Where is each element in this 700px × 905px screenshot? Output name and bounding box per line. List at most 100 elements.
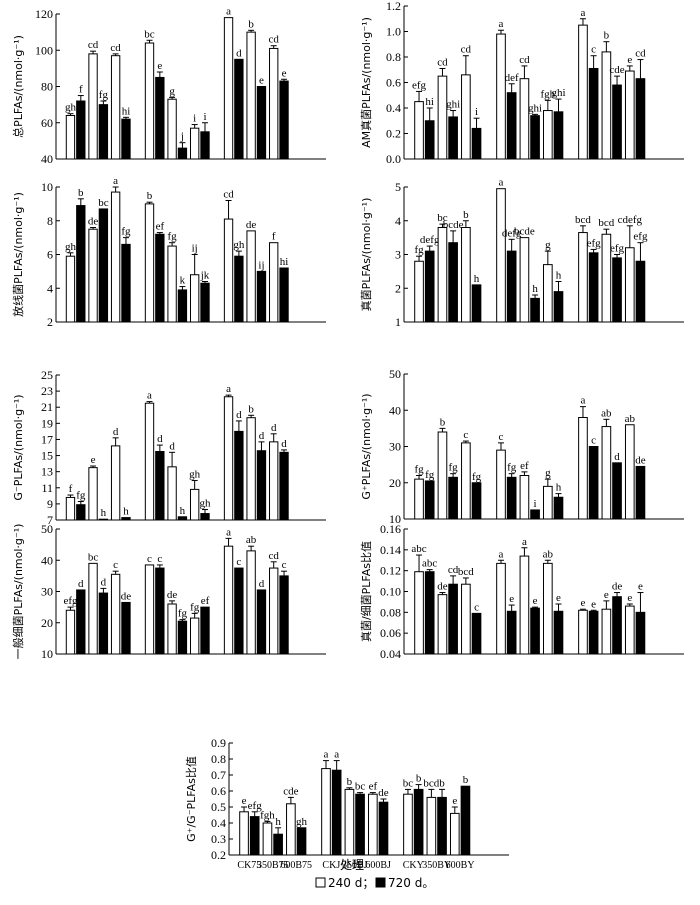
y-tick-label: 0.3 bbox=[211, 832, 226, 846]
sig-label: c bbox=[113, 559, 118, 571]
bar-350B75-720d bbox=[98, 208, 109, 323]
y-tick-label: 1.0 bbox=[386, 25, 401, 39]
y-tick-label: 50 bbox=[41, 522, 53, 536]
bar-600BJ-240d bbox=[543, 562, 553, 655]
sig-label: ab bbox=[625, 413, 636, 425]
sig-label: efg bbox=[63, 595, 78, 607]
bar-CK75-240d bbox=[414, 571, 424, 655]
bar-CK75-720d bbox=[249, 816, 260, 856]
sig-label: cd bbox=[223, 189, 234, 201]
bar-350B75-240d bbox=[437, 594, 448, 655]
bar-350B75-240d bbox=[437, 431, 448, 520]
bar-350BJ-240d bbox=[519, 237, 530, 323]
bar-600BJ-720d bbox=[200, 606, 210, 655]
sig-label: ab bbox=[246, 534, 257, 546]
bar-350BY-240d bbox=[601, 608, 612, 655]
bar-600BY-240d bbox=[269, 242, 279, 323]
sig-label: b bbox=[604, 30, 610, 42]
sig-label: a bbox=[499, 177, 504, 189]
sig-label: fg bbox=[76, 489, 86, 501]
y-tick-label: 0.0 bbox=[386, 152, 401, 166]
x-tick-label: CKY bbox=[403, 860, 424, 871]
y-tick-label: 100 bbox=[35, 43, 53, 57]
bar-350B75-720d bbox=[448, 476, 458, 520]
bar-350BY-720d bbox=[256, 270, 267, 323]
bar-600BJ-720d bbox=[200, 513, 210, 521]
sig-label: d bbox=[113, 426, 119, 438]
sig-label: bcde bbox=[443, 219, 464, 231]
bar-600BY-720d bbox=[279, 451, 289, 521]
sig-label: de bbox=[167, 589, 178, 601]
sig-label: c bbox=[463, 429, 468, 441]
sig-label: f bbox=[79, 84, 83, 96]
bar-600B75-240d bbox=[110, 191, 121, 323]
sig-label: a bbox=[324, 749, 329, 761]
sig-label: h bbox=[532, 283, 538, 295]
sig-label: bc bbox=[88, 551, 99, 563]
bar-600BY-240d bbox=[624, 605, 635, 655]
y-tick-label: 20 bbox=[389, 476, 401, 490]
sig-label: gh bbox=[233, 239, 245, 251]
bar-600BY-240d bbox=[269, 47, 279, 160]
y-tick-label: 10 bbox=[41, 180, 53, 194]
bar-600B75-720d bbox=[121, 517, 131, 521]
sig-label: bc bbox=[403, 777, 414, 789]
y-tick-label: 0.12 bbox=[380, 564, 401, 578]
sig-label: cd bbox=[461, 44, 472, 56]
y-axis-label: 一般细菌PLFAs/(nmol·g⁻¹) bbox=[12, 524, 25, 660]
sig-label: d bbox=[236, 47, 242, 59]
bar-CKJ-720d bbox=[506, 92, 517, 160]
legend-label-720d: 720 d。 bbox=[388, 876, 434, 890]
legend-swatch-720d bbox=[375, 877, 386, 888]
y-tick-label: 9 bbox=[47, 497, 53, 511]
bar-600B75-720d bbox=[471, 284, 482, 323]
y-tick-label: 15 bbox=[41, 449, 53, 463]
sig-label: b bbox=[439, 777, 445, 789]
sig-label: h bbox=[101, 507, 107, 519]
sig-label: fg bbox=[121, 226, 131, 238]
bar-600BJ-240d bbox=[368, 793, 378, 856]
sig-label: c bbox=[236, 556, 241, 568]
y-tick-label: 3 bbox=[395, 248, 401, 262]
sig-label: a bbox=[147, 390, 152, 402]
sig-label: d bbox=[614, 451, 620, 463]
sig-label: ij bbox=[258, 259, 264, 271]
sig-label: e bbox=[282, 67, 287, 79]
bar-600BY-240d bbox=[449, 812, 460, 856]
sig-label: bc bbox=[144, 28, 155, 40]
bar-350B75-240d bbox=[88, 467, 98, 521]
bar-CKY-720d bbox=[588, 67, 599, 160]
x-tick-label: CK75 bbox=[237, 860, 261, 871]
sig-label: de bbox=[378, 787, 389, 799]
y-tick-label: 4 bbox=[47, 281, 53, 295]
sig-label: d bbox=[259, 430, 265, 442]
bar-600B75-240d bbox=[286, 803, 296, 856]
sig-label: cd bbox=[269, 550, 280, 562]
y-tick-label: 40 bbox=[41, 553, 53, 567]
y-tick-label: 80 bbox=[41, 80, 53, 94]
bar-CKY-720d bbox=[588, 252, 599, 323]
sig-label: bcd bbox=[598, 217, 614, 229]
sig-label: e bbox=[627, 592, 632, 604]
sig-label: b bbox=[248, 403, 254, 415]
panel-total: 40 60 80 100 120 总PLFAs/(nmol·g⁻¹) ghf cd fg cd hi… bbox=[11, 6, 326, 166]
bar-600BY-720d bbox=[635, 465, 646, 520]
x-axis-title: 处理 bbox=[340, 858, 364, 872]
sig-label: efg bbox=[412, 79, 427, 91]
bar-CKY-240d bbox=[578, 417, 588, 520]
sig-label: fg bbox=[414, 464, 424, 476]
bar-350B75-720d bbox=[273, 833, 283, 856]
bar-CK75-720d bbox=[424, 480, 435, 520]
sig-label: jk bbox=[200, 270, 210, 282]
y-tick-label: 23 bbox=[41, 384, 53, 398]
x-tick-label: 350B75 bbox=[257, 860, 289, 871]
bar-CK75-720d bbox=[424, 120, 435, 160]
sig-label: b bbox=[463, 209, 469, 221]
sig-label: d bbox=[78, 578, 84, 590]
y-tick-label: 0.2 bbox=[386, 127, 401, 141]
bar-600BJ-720d bbox=[553, 291, 564, 323]
bar-350BJ-240d bbox=[344, 788, 355, 856]
bar-CK75-240d bbox=[65, 255, 76, 323]
bar-600B75-240d bbox=[461, 74, 471, 160]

####

Task brief ▸ Please reproduce all of the material above verbatim, line by line, leaving out the pictures.

Full solution ▸
Where is each element in this 700px × 905px screenshot? Output name and bounding box per line. List at most 100 elements.
y-tick-label: 0.3 bbox=[211, 832, 226, 846]
sig-label: c bbox=[113, 559, 118, 571]
bar-350B75-720d bbox=[98, 208, 109, 323]
y-tick-label: 1.0 bbox=[386, 25, 401, 39]
y-tick-label: 50 bbox=[41, 522, 53, 536]
bar-600BJ-240d bbox=[543, 562, 553, 655]
sig-label: ab bbox=[625, 413, 636, 425]
sig-label: efg bbox=[63, 595, 78, 607]
bar-CK75-240d bbox=[414, 571, 424, 655]
bar-CK75-720d bbox=[249, 816, 260, 856]
sig-label: cd bbox=[223, 189, 234, 201]
bar-350B75-240d bbox=[437, 594, 448, 655]
bar-350B75-240d bbox=[437, 431, 448, 520]
bar-350BJ-240d bbox=[519, 237, 530, 323]
bar-600BJ-720d bbox=[200, 606, 210, 655]
sig-label: ab bbox=[246, 534, 257, 546]
bar-350BY-240d bbox=[601, 608, 612, 655]
bar-600BY-240d bbox=[269, 242, 279, 323]
sig-label: b bbox=[604, 30, 610, 42]
sig-label: a bbox=[499, 177, 504, 189]
sig-label: fg bbox=[76, 489, 86, 501]
y-tick-label: 0.0 bbox=[386, 152, 401, 166]
x-tick-label: CKY bbox=[403, 860, 424, 871]
y-tick-label: 100 bbox=[35, 43, 53, 57]
bar-350B75-720d bbox=[448, 476, 458, 520]
bar-350BY-720d bbox=[256, 270, 267, 323]
bar-600BJ-720d bbox=[200, 513, 210, 521]
sig-label: d bbox=[113, 426, 119, 438]
sig-label: bcde bbox=[443, 219, 464, 231]
bar-600BY-720d bbox=[279, 451, 289, 521]
sig-label: de bbox=[167, 589, 178, 601]
sig-label: c bbox=[463, 429, 468, 441]
sig-label: f bbox=[79, 84, 83, 96]
bar-600B75-240d bbox=[110, 191, 121, 323]
sig-label: a bbox=[324, 749, 329, 761]
sig-label: h bbox=[532, 283, 538, 295]
sig-label: bc bbox=[88, 551, 99, 563]
bar-600BY-240d bbox=[624, 605, 635, 655]
y-tick-label: 20 bbox=[389, 476, 401, 490]
sig-label: gh bbox=[233, 239, 245, 251]
bar-600BY-240d bbox=[269, 47, 279, 160]
y-tick-label: 10 bbox=[41, 180, 53, 194]
bar-600B75-720d bbox=[121, 517, 131, 521]
sig-label: bc bbox=[403, 777, 414, 789]
y-tick-label: 0.12 bbox=[380, 564, 401, 578]
sig-label: cd bbox=[461, 44, 472, 56]
y-axis-label: 一般细菌PLFAs/(nmol·g⁻¹) bbox=[12, 524, 25, 660]
sig-label: d bbox=[236, 47, 242, 59]
bar-CKJ-720d bbox=[506, 92, 517, 160]
legend-label-720d: 720 d。 bbox=[388, 876, 434, 890]
legend-swatch-720d bbox=[375, 877, 386, 888]
y-tick-label: 9 bbox=[47, 497, 53, 511]
bar-600B75-720d bbox=[471, 284, 482, 323]
y-tick-label: 15 bbox=[41, 449, 53, 463]
sig-label: b bbox=[439, 777, 445, 789]
sig-label: h bbox=[101, 507, 107, 519]
sig-label: fg bbox=[121, 226, 131, 238]
bar-600BJ-240d bbox=[368, 793, 378, 856]
sig-label: c bbox=[236, 556, 241, 568]
y-tick-label: 3 bbox=[395, 248, 401, 262]
sig-label: a bbox=[147, 390, 152, 402]
sig-label: d bbox=[614, 451, 620, 463]
sig-label: ij bbox=[258, 259, 264, 271]
sig-label: e bbox=[282, 67, 287, 79]
bar-600BY-240d bbox=[449, 812, 460, 856]
sig-label: bc bbox=[144, 28, 155, 40]
bar-350B75-240d bbox=[88, 467, 98, 521]
bar-CKY-720d bbox=[588, 67, 599, 160]
x-tick-label: CK75 bbox=[237, 860, 261, 871]
sig-label: de bbox=[378, 787, 389, 799]
y-tick-label: 4 bbox=[47, 281, 53, 295]
sig-label: d bbox=[259, 430, 265, 442]
bar-600B75-240d bbox=[286, 803, 296, 856]
sig-label: cd bbox=[269, 550, 280, 562]
y-tick-label: 40 bbox=[41, 553, 53, 567]
y-tick-label: 80 bbox=[41, 80, 53, 94]
bar-CKY-720d bbox=[588, 252, 599, 323]
sig-label: bcd bbox=[598, 217, 614, 229]
sig-label: e bbox=[627, 592, 632, 604]
sig-label: b bbox=[248, 403, 254, 415]
panel-total: 40 60 80 100 120 总PLFAs/(nmol·g⁻¹) ghf cd fg cd hi… bbox=[11, 6, 326, 166]
bar-600BY-720d bbox=[635, 465, 646, 520]
x-axis-title: 处理 bbox=[340, 858, 364, 872]
sig-label: efg bbox=[412, 79, 427, 91]
bar-CKY-240d bbox=[578, 417, 588, 520]
sig-label: fg bbox=[414, 464, 424, 476]
bar-350B75-720d bbox=[273, 833, 283, 856]
bar-CK75-720d bbox=[424, 480, 435, 520]
sig-label: jk bbox=[200, 270, 210, 282]
y-tick-label: 23 bbox=[41, 384, 53, 398]
x-tick-label: 350B75 bbox=[257, 860, 289, 871]
bar-CK75-720d bbox=[424, 120, 435, 160]
sig-label: b bbox=[463, 209, 469, 221]
sig-label: d bbox=[78, 578, 84, 590]
y-tick-label: 0.2 bbox=[386, 127, 401, 141]
bar-600BJ-720d bbox=[553, 291, 564, 323]
bar-350BJ-240d bbox=[344, 788, 355, 856]
bar-CK75-240d bbox=[65, 255, 76, 323]
bar-600B75-240d bbox=[461, 74, 471, 160]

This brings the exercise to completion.